▶ Data entries

■ ■ ■ ■ ■

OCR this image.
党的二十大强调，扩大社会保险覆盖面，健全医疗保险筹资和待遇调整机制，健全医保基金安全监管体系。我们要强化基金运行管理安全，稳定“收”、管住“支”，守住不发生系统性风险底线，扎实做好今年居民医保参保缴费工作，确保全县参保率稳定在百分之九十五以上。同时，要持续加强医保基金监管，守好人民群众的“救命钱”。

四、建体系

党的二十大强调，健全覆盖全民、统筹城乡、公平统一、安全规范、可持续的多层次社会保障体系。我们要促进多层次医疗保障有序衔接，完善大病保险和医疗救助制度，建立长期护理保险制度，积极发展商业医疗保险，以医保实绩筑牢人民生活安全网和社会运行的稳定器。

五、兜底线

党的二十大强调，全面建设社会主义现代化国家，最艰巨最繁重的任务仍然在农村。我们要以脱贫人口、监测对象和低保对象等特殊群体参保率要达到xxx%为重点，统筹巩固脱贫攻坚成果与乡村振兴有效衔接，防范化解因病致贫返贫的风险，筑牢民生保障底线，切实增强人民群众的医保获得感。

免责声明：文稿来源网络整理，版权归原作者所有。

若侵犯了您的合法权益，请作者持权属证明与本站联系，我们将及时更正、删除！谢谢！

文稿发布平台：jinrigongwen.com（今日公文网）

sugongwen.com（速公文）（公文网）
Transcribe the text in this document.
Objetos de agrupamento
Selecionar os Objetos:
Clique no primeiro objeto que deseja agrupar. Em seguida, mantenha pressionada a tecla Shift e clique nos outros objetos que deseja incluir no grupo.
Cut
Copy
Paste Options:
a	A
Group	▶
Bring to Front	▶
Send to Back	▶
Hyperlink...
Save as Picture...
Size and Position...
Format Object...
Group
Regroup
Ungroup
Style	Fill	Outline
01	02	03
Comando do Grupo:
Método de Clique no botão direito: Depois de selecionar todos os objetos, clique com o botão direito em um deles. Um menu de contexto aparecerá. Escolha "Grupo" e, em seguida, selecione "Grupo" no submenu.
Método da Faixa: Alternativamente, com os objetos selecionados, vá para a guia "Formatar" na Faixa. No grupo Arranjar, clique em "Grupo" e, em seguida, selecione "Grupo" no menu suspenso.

■ ■ ■ ■ ■

Using the data above, output each line exactly.

OCR this image.
党的二十大强调，扩大社会保险覆盖面，健全医疗保险筹资和待遇调整机制，健全医保基金安全监管体系。我们要强化基金运行管理安全，稳定“收”、管住“支”，守住不发生系统性风险底线，扎实做好今年居民医保参保缴费工作，确保全县参保率稳定在百分之九十五以上。同时，要持续加强医保基金监管，守好人民群众的“救命钱”。

四、建体系

党的二十大强调，健全覆盖全民、统筹城乡、公平统一、安全规范、可持续的多层次社会保障体系。我们要促进多层次医疗保障有序衔接，完善大病保险和医疗救助制度，建立长期护理保险制度，积极发展商业医疗保险，以医保实绩筑牢人民生活安全网和社会运行的稳定器。

五、兜底线

党的二十大强调，全面建设社会主义现代化国家，最艰巨最繁重的任务仍然在农村。我们要以脱贫人口、监测对象和低保对象等特殊群体参保率要达到xxx%为重点，统筹巩固脱贫攻坚成果与乡村振兴有效衔接，防范化解因病致贫返贫的风险，筑牢民生保障底线，切实增强人民群众的医保获得感。

免责声明：文稿来源网络整理，版权归原作者所有。

若侵犯了您的合法权益，请作者持权属证明与本站联系，我们将及时更正、删除！谢谢！

文稿发布平台：jinrigongwen.com（今日公文网）

sugongwen.com（速公文）（公文网）
Transcribe the text in this document.
Objetos de agrupamento
Selecionar os Objetos:
Clique no primeiro objeto que deseja agrupar. Em seguida, mantenha pressionada a tecla Shift e clique nos outros objetos que deseja incluir no grupo.
Cut
Copy
Paste Options:
a	A
Group	▶
Bring to Front	▶
Send to Back	▶
Hyperlink...
Save as Picture...
Size and Position...
Format Object...
Group
Regroup
Ungroup
Style	Fill	Outline
01	02	03
Comando do Grupo:
Método de Clique no botão direito: Depois de selecionar todos os objetos, clique com o botão direito em um deles. Um menu de contexto aparecerá. Escolha "Grupo" e, em seguida, selecione "Grupo" no submenu.
Método da Faixa: Alternativamente, com os objetos selecionados, vá para a guia "Formatar" na Faixa. No grupo Arranjar, clique em "Grupo" e, em seguida, selecione "Grupo" no menu suspenso.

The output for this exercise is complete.